INSTRUCTIONS TO FOLLOW
Search the material for the word "Авторы" and copy each line that holds it.

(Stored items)
※ ※ ※

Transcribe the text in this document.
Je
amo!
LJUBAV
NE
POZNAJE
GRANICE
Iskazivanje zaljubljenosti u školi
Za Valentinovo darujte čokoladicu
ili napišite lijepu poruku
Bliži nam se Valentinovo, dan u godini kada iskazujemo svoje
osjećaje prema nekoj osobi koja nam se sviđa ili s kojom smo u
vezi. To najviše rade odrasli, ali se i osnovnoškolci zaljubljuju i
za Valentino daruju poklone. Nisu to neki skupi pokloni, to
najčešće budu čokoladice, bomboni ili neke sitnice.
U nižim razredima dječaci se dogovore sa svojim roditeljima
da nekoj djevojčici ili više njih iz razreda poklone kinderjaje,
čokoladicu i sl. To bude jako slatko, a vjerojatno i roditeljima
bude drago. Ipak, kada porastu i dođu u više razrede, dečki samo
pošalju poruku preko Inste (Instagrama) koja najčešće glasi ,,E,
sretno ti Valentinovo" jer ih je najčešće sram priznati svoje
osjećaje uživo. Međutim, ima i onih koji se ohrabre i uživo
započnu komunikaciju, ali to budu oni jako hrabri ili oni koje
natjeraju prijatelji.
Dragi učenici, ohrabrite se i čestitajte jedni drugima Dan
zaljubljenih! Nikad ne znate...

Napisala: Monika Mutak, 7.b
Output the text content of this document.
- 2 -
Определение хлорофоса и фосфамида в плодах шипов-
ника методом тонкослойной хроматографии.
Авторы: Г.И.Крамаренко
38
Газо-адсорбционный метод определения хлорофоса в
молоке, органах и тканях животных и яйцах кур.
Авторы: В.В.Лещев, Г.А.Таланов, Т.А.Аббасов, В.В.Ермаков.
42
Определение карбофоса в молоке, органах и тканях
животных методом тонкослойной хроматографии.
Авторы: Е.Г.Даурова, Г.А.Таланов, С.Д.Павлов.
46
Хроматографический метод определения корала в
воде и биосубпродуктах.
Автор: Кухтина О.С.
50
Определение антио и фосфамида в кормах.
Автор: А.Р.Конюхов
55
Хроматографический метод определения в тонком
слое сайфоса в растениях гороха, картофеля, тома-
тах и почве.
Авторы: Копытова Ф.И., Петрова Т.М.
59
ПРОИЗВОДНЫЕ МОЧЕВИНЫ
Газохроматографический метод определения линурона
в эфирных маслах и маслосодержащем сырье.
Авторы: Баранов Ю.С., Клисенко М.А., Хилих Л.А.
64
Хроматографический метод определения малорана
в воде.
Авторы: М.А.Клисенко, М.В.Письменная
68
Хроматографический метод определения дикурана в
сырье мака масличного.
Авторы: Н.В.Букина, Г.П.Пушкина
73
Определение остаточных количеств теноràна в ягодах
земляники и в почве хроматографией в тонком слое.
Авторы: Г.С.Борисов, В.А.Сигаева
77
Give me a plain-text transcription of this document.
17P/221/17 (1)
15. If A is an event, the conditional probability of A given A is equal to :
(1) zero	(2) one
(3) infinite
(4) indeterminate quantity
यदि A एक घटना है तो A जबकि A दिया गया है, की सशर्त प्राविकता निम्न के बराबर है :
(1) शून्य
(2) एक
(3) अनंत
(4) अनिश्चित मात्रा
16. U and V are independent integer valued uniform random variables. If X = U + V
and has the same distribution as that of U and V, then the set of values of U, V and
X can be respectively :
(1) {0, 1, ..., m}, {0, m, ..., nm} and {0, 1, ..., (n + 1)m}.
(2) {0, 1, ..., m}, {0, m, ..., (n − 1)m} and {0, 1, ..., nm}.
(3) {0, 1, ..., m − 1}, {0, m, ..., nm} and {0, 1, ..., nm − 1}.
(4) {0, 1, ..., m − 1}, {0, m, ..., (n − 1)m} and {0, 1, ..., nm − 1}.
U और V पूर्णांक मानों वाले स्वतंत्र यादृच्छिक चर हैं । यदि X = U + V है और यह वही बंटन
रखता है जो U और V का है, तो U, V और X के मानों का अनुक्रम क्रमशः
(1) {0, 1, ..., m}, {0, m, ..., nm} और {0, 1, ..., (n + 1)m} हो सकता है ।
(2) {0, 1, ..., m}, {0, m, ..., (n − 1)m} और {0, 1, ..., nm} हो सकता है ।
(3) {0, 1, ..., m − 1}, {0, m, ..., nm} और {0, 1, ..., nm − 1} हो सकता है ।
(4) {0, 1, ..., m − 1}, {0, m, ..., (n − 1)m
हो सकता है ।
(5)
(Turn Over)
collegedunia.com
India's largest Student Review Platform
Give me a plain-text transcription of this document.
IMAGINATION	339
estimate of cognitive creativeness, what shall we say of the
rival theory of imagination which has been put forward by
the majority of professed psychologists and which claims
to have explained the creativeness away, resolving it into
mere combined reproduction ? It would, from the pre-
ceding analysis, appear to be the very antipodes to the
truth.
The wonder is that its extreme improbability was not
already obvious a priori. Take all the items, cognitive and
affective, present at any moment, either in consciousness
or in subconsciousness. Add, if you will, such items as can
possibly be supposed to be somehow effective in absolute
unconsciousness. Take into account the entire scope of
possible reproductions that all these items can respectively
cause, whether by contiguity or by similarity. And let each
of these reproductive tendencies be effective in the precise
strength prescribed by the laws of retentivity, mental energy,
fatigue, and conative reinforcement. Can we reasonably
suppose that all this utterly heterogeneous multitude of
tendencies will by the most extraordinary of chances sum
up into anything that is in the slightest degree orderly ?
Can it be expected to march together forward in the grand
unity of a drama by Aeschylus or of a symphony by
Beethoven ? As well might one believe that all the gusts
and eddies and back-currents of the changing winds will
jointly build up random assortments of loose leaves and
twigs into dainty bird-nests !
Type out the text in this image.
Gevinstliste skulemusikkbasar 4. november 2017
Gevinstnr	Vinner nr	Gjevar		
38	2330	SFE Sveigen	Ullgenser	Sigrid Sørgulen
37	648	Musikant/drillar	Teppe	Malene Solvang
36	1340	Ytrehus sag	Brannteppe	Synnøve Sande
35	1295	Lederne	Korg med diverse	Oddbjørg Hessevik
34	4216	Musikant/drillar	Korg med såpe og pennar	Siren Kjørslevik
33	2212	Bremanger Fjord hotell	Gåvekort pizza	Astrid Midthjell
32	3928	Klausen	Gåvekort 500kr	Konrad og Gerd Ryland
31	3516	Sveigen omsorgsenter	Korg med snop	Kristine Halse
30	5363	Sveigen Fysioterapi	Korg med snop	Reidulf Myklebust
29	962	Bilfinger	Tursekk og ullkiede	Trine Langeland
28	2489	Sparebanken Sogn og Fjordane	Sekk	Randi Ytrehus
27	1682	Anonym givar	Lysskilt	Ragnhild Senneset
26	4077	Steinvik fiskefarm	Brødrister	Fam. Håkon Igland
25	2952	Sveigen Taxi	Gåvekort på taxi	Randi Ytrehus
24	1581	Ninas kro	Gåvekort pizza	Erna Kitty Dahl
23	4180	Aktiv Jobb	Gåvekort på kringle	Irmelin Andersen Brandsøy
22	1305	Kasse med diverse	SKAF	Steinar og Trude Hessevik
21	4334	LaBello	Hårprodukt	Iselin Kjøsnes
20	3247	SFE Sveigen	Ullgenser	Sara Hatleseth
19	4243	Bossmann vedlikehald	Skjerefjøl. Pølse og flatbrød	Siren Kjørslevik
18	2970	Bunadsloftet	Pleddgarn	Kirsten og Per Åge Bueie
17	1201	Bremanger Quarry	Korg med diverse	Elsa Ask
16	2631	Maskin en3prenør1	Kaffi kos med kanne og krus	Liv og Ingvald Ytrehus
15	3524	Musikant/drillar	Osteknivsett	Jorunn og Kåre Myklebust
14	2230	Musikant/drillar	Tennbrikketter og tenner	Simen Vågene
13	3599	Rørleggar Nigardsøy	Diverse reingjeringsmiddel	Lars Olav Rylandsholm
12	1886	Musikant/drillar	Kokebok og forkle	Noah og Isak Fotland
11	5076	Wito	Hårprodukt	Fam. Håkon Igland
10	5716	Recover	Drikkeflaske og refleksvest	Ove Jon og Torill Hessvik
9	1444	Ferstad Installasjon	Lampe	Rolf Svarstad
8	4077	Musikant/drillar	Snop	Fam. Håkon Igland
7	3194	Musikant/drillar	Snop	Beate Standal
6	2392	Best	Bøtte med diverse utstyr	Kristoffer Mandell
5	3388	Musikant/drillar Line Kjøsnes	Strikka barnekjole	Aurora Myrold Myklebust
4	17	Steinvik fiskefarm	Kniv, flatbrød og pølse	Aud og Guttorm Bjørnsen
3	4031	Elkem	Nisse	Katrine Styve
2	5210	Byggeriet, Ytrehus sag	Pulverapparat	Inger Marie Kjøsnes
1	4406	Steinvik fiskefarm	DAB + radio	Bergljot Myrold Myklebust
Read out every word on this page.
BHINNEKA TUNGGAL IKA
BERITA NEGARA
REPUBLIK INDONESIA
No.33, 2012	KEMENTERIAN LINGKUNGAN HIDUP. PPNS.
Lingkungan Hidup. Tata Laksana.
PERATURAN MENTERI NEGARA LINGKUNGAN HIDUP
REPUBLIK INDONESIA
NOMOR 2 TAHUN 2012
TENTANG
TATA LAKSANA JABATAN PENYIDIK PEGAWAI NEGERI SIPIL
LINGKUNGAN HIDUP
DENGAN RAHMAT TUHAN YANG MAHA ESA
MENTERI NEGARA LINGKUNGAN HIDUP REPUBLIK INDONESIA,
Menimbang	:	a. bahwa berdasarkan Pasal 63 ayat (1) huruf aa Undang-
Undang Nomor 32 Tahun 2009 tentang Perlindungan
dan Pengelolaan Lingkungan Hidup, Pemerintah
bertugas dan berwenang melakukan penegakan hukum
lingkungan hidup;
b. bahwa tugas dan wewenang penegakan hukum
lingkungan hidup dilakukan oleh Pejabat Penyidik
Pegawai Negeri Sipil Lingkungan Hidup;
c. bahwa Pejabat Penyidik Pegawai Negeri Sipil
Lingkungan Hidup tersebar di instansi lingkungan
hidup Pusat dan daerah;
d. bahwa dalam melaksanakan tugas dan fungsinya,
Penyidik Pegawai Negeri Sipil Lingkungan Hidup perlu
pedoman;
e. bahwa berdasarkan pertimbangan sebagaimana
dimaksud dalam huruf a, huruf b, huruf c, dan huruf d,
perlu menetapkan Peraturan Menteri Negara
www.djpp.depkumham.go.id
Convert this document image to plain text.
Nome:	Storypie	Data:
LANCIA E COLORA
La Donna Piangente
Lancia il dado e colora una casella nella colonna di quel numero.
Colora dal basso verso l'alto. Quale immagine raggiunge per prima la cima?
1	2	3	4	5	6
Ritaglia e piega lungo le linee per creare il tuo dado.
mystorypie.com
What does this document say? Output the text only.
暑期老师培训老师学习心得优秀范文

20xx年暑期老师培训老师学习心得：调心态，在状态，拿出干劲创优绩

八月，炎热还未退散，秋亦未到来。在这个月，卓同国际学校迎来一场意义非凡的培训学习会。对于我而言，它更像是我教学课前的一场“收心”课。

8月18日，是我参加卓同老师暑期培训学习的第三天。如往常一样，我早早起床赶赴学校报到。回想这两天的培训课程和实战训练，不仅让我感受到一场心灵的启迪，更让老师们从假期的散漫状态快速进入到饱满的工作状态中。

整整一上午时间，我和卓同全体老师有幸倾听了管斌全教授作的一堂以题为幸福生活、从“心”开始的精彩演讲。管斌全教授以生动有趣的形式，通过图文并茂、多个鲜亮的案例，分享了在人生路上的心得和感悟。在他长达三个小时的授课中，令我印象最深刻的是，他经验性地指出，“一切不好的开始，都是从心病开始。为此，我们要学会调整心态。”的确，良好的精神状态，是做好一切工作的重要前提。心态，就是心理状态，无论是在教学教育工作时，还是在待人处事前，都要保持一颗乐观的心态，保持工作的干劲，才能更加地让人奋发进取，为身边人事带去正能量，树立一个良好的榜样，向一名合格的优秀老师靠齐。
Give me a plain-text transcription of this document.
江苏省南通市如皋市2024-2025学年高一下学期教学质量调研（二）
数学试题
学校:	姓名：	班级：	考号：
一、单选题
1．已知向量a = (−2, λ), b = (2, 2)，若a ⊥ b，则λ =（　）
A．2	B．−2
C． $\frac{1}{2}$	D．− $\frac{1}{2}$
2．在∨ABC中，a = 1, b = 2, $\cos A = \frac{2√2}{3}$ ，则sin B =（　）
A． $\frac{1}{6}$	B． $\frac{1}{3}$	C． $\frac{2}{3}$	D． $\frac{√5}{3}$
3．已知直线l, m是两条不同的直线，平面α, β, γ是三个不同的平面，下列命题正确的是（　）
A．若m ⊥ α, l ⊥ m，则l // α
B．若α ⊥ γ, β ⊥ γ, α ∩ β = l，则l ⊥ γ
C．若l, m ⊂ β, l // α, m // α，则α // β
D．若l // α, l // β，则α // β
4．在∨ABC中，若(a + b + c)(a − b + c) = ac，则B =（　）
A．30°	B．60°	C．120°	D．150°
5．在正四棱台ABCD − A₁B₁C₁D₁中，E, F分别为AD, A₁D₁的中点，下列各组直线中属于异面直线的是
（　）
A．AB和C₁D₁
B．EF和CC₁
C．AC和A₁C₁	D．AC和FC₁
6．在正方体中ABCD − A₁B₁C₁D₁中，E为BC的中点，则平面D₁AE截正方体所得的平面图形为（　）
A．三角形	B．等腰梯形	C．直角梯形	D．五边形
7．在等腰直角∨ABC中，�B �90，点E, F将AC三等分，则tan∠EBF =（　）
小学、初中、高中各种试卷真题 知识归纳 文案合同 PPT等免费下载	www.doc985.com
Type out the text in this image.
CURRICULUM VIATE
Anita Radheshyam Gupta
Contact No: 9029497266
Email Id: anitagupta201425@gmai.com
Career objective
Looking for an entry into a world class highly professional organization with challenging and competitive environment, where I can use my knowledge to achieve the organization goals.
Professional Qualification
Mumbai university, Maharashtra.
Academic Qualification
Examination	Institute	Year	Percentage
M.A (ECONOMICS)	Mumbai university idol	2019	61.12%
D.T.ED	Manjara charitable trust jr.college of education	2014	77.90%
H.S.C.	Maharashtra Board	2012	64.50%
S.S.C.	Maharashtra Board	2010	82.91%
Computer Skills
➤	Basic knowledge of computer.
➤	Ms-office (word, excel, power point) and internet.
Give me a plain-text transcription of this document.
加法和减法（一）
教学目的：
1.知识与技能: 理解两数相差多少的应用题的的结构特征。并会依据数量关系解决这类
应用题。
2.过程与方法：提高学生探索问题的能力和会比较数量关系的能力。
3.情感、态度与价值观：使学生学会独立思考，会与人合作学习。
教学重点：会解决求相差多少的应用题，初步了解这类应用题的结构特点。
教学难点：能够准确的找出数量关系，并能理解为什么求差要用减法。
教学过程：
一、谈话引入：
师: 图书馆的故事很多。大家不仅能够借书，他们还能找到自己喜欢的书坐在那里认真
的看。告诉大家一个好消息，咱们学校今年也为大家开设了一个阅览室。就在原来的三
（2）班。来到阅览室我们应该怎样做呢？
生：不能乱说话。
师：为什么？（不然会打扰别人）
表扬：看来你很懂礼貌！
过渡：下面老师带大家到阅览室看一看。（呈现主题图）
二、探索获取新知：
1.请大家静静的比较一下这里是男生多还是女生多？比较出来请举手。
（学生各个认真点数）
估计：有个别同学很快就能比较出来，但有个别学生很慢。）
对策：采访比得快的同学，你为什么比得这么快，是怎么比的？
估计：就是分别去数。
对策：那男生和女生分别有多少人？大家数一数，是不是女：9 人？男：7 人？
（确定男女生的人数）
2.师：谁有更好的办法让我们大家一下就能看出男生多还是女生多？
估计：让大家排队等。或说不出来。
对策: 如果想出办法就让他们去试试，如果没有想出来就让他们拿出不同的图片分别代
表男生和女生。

※ ※ ※

TASK RESULT
Авторы: Г.И.Крамаренко
Авторы: В.В.Лещев, Г.А.Таланов, Т.А.Аббасов, В.В.Ермаков.
Авторы: Е.Г.Даурова, Г.А.Таланов, С.Д.Павлов.
Авторы: Копытова Ф.И., Петрова Т.М.
Авторы: Баранов Ю.С., Клисенко М.А., Хилих Л.А.
Авторы: М.А.Клисенко, М.В.Письменная
Авторы: Н.В.Букина, Г.П.Пушкина
Авторы: Г.С.Борисов, В.А.Сигаева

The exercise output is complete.